**Task to carry out:** Gather, from the listing beneath this task, every line holding the string "učesnika".

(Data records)
* * * * * * * * *

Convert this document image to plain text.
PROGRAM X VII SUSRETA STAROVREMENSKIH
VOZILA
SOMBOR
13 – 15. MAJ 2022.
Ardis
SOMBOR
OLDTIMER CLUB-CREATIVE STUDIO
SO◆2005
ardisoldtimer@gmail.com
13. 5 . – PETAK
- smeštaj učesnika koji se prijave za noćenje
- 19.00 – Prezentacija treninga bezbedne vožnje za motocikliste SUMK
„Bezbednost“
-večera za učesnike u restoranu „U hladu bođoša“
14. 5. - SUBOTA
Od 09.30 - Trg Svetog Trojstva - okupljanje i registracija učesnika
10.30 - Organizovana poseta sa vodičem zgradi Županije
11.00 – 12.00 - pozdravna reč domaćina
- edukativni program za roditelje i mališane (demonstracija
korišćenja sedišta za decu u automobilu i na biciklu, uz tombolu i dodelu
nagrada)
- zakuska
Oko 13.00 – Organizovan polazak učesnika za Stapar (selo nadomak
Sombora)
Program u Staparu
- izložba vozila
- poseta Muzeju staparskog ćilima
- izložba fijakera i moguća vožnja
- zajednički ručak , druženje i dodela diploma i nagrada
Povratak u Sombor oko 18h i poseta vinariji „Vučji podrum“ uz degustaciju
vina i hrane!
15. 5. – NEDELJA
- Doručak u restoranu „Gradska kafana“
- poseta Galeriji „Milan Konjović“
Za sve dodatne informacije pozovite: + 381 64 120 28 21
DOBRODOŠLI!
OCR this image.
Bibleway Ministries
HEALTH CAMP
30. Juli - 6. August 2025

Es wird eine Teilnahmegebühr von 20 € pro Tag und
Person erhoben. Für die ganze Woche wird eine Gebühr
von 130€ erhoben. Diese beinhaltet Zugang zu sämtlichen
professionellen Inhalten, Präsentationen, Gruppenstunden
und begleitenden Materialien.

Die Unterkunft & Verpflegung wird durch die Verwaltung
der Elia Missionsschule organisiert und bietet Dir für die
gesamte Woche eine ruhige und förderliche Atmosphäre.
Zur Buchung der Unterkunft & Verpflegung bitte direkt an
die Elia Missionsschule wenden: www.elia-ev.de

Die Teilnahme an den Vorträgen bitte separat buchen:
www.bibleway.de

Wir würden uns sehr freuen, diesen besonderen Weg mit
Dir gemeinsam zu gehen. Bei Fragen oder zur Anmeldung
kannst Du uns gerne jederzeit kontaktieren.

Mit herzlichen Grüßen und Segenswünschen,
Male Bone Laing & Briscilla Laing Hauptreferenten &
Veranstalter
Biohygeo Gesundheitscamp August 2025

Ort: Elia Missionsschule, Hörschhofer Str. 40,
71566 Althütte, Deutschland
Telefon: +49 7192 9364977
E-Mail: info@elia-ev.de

* * * * * * * * *

**Written answer:**
- smeštaj učesnika koji se prijave za noćenje
Od 09.30 - Trg Svetog Trojstva - okupljanje i registracija učesnika
Oko 13.00 – Organizovan polazak učesnika za Stapar (selo nadomak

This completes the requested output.